[Aim]: Gather all lines with the word "Edit" in them.
═════ Records to use
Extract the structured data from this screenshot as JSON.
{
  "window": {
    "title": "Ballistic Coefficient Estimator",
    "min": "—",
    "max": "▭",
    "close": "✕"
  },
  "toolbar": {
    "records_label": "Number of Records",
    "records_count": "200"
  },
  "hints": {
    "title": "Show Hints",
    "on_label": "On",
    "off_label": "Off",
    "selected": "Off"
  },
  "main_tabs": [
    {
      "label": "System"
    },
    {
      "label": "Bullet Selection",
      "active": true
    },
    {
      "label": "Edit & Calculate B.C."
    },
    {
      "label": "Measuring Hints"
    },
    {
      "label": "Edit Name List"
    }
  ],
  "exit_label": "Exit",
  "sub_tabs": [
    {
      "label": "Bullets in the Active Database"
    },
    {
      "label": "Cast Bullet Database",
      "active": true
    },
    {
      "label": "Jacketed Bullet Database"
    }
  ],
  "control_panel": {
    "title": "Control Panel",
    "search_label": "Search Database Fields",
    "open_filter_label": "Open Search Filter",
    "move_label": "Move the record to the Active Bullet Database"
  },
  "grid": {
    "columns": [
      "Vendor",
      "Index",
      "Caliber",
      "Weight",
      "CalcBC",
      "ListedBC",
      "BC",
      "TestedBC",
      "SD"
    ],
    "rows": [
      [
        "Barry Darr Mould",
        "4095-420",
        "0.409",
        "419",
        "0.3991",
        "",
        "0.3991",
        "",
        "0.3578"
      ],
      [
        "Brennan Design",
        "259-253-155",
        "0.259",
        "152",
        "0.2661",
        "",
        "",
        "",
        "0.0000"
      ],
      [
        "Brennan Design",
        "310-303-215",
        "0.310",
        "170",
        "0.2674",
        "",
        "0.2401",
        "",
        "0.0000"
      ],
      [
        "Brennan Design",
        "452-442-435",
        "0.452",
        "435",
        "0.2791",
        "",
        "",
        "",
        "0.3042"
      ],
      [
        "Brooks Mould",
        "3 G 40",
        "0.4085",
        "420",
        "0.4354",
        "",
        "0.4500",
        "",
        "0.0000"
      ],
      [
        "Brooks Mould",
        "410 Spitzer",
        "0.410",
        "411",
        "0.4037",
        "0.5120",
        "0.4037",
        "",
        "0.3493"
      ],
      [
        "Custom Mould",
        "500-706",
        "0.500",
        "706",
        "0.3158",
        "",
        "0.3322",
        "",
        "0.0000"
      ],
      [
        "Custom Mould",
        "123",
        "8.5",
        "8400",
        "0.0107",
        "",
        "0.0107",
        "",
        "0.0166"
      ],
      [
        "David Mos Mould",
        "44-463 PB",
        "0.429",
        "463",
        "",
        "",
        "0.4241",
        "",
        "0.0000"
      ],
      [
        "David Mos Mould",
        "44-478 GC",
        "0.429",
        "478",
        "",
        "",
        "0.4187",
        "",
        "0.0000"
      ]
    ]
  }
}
══════════
[Finished exercise]:
      "label": "Edit & Calculate B.C."
      "label": "Edit Name List"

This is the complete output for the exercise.